> Set task
Restate the entries word for word, omitting nothing.
◆ ◆ ◆ ◆ ◆
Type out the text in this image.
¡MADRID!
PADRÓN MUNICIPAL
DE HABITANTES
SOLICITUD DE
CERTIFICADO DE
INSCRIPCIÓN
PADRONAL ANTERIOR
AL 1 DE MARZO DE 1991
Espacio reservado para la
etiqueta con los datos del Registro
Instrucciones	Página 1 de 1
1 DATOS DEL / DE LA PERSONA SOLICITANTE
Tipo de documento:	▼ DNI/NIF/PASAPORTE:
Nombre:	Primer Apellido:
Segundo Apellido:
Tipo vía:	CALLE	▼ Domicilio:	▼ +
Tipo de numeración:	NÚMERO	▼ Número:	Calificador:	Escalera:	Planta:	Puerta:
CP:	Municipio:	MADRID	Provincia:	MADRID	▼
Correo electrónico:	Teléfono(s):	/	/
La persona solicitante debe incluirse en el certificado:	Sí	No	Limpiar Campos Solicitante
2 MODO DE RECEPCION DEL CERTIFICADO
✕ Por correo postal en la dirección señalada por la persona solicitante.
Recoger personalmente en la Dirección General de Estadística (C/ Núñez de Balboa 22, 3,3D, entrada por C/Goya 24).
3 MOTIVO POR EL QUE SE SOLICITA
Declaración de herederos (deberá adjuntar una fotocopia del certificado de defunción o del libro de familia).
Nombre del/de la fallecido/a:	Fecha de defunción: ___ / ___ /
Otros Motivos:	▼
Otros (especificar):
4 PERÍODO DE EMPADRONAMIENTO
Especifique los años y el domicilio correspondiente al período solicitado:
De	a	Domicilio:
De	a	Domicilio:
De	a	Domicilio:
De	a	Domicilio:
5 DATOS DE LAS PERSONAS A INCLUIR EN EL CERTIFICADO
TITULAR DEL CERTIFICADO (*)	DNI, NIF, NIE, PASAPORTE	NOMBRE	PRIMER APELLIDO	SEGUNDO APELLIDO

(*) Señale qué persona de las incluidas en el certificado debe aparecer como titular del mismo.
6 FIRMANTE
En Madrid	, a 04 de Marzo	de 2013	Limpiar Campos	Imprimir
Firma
◆ ◆ ◆ ◆ ◆
> Full solution
Type out the text in this image.
¡MADRID!
PADRÓN MUNICIPAL
DE HABITANTES
SOLICITUD DE
CERTIFICADO DE
INSCRIPCIÓN
PADRONAL ANTERIOR
AL 1 DE MARZO DE 1991
Espacio reservado para la
etiqueta con los datos del Registro
Instrucciones	Página 1 de 1
1 DATOS DEL / DE LA PERSONA SOLICITANTE
Tipo de documento:	▼ DNI/NIF/PASAPORTE:
Nombre:	Primer Apellido:
Segundo Apellido:
Tipo vía:	CALLE	▼ Domicilio:	▼ +
Tipo de numeración:	NÚMERO	▼ Número:	Calificador:	Escalera:	Planta:	Puerta:
CP:	Municipio:	MADRID	Provincia:	MADRID	▼
Correo electrónico:	Teléfono(s):	/	/
La persona solicitante debe incluirse en el certificado:	Sí	No	Limpiar Campos Solicitante
2 MODO DE RECEPCION DEL CERTIFICADO
✕ Por correo postal en la dirección señalada por la persona solicitante.
Recoger personalmente en la Dirección General de Estadística (C/ Núñez de Balboa 22, 3,3D, entrada por C/Goya 24).
3 MOTIVO POR EL QUE SE SOLICITA
Declaración de herederos (deberá adjuntar una fotocopia del certificado de defunción o del libro de familia).
Nombre del/de la fallecido/a:	Fecha de defunción: ___ / ___ /
Otros Motivos:	▼
Otros (especificar):
4 PERÍODO DE EMPADRONAMIENTO
Especifique los años y el domicilio correspondiente al período solicitado:
De	a	Domicilio:
De	a	Domicilio:
De	a	Domicilio:
De	a	Domicilio:
5 DATOS DE LAS PERSONAS A INCLUIR EN EL CERTIFICADO
TITULAR DEL CERTIFICADO (*)	DNI, NIF, NIE, PASAPORTE	NOMBRE	PRIMER APELLIDO	SEGUNDO APELLIDO

(*) Señale qué persona de las incluidas en el certificado debe aparecer como titular del mismo.
6 FIRMANTE
En Madrid	, a 04 de Marzo	de 2013	Limpiar Campos	Imprimir
Firma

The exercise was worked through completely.